**Supplied data:**
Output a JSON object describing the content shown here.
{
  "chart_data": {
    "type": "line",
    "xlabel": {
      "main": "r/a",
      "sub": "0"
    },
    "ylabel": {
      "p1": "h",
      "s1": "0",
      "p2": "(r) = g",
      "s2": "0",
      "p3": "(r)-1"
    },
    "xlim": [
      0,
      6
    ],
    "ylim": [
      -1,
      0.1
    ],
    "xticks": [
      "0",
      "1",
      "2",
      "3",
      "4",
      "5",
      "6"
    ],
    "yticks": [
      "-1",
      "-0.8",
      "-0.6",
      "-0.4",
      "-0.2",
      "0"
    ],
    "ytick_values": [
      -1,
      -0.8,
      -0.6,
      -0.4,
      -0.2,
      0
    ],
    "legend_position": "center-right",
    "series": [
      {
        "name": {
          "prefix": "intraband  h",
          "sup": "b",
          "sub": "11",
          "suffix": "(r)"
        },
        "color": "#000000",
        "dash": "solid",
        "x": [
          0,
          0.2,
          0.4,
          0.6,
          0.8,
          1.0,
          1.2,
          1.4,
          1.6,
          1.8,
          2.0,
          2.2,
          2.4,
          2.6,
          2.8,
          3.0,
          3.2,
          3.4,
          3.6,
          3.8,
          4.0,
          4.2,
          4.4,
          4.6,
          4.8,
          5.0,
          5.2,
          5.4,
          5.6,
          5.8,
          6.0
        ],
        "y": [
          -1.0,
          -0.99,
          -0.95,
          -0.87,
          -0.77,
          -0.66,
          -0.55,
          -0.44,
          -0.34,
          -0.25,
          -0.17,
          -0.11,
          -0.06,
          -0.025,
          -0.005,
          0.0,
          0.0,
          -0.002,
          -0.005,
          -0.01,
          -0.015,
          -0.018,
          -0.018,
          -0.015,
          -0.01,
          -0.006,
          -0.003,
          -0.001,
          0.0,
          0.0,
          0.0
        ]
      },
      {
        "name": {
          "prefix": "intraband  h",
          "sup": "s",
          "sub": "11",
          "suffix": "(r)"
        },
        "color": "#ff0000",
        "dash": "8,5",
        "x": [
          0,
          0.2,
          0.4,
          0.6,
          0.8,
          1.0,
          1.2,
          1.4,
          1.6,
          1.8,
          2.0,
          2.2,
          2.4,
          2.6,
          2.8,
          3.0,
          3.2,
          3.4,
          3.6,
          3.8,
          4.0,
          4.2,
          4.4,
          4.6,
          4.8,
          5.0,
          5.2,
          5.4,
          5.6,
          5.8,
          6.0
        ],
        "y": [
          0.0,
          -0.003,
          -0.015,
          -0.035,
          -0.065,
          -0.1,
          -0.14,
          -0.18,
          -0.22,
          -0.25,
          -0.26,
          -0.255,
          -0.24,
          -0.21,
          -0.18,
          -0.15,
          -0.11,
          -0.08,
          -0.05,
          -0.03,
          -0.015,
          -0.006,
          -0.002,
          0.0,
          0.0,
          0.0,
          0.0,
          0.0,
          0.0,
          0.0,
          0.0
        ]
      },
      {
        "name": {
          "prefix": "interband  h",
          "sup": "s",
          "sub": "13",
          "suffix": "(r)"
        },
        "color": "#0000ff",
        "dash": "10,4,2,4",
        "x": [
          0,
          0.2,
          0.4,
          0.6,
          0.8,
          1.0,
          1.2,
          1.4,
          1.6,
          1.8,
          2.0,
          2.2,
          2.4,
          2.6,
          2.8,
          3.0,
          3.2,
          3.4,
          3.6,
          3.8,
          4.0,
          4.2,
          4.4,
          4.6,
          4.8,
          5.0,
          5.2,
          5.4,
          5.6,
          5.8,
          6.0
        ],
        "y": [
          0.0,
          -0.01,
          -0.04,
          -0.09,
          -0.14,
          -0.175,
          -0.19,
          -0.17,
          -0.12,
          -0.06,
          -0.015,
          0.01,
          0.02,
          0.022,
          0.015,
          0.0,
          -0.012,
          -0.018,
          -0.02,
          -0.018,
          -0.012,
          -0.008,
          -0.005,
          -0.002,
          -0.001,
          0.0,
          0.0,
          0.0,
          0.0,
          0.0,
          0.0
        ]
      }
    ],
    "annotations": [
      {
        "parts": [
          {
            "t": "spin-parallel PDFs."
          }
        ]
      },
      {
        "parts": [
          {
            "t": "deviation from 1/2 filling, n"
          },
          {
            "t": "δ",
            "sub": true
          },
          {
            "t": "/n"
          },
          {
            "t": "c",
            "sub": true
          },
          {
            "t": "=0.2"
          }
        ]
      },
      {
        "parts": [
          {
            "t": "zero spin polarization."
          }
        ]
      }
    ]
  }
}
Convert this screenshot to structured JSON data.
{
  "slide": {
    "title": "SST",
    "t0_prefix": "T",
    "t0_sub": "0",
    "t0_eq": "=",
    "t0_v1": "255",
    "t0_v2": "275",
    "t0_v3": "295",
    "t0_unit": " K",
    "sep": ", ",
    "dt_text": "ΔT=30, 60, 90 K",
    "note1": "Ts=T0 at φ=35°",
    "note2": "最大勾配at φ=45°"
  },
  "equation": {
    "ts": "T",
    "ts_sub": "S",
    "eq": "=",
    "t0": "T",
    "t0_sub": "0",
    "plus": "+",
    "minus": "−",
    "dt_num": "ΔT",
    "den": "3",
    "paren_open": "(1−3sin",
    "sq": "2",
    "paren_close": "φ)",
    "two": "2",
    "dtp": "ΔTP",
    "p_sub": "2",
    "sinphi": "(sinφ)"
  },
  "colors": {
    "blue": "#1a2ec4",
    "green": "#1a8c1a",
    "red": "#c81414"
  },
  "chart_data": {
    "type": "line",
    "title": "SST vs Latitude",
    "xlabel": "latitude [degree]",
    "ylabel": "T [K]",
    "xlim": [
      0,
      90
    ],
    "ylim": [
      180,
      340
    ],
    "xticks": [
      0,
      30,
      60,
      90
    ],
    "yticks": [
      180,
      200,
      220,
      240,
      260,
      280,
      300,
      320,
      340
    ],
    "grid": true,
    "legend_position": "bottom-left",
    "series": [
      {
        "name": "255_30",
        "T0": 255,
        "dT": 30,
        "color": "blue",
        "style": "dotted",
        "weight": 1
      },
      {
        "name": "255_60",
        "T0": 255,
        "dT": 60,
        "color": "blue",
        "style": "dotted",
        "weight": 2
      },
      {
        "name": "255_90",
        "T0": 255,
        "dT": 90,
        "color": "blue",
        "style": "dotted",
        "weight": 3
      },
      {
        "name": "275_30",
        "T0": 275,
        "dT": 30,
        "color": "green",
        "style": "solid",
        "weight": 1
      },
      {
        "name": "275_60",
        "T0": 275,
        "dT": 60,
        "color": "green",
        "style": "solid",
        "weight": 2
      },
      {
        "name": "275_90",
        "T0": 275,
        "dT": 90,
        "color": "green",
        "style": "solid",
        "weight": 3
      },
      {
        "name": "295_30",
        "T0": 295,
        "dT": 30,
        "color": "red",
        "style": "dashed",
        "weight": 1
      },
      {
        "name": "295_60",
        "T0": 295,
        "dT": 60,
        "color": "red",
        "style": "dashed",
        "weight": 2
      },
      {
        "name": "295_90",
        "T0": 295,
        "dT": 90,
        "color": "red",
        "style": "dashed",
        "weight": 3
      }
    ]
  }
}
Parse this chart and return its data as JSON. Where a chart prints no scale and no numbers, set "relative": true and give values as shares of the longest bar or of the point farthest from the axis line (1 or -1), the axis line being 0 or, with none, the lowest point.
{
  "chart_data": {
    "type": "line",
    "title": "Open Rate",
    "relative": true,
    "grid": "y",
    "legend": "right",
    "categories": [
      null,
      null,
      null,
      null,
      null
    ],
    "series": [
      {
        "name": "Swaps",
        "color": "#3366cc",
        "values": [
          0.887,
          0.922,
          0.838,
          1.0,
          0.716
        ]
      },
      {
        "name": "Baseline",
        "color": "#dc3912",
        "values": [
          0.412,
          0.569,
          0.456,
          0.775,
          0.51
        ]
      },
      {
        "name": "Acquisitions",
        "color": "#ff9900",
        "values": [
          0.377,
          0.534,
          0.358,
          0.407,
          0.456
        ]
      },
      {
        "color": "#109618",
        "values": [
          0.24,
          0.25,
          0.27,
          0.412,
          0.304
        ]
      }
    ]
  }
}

**Direction:**
Identify each line in the entries with the word "relative" and copy it.

**Result:**
Parse this chart and return its data as JSON. Where a chart prints no scale and no numbers, set "relative": true and give values as shares of the longest bar or of the point farthest from the axis line (1 or -1), the axis line being 0 or, with none, the lowest point.
    "relative": true,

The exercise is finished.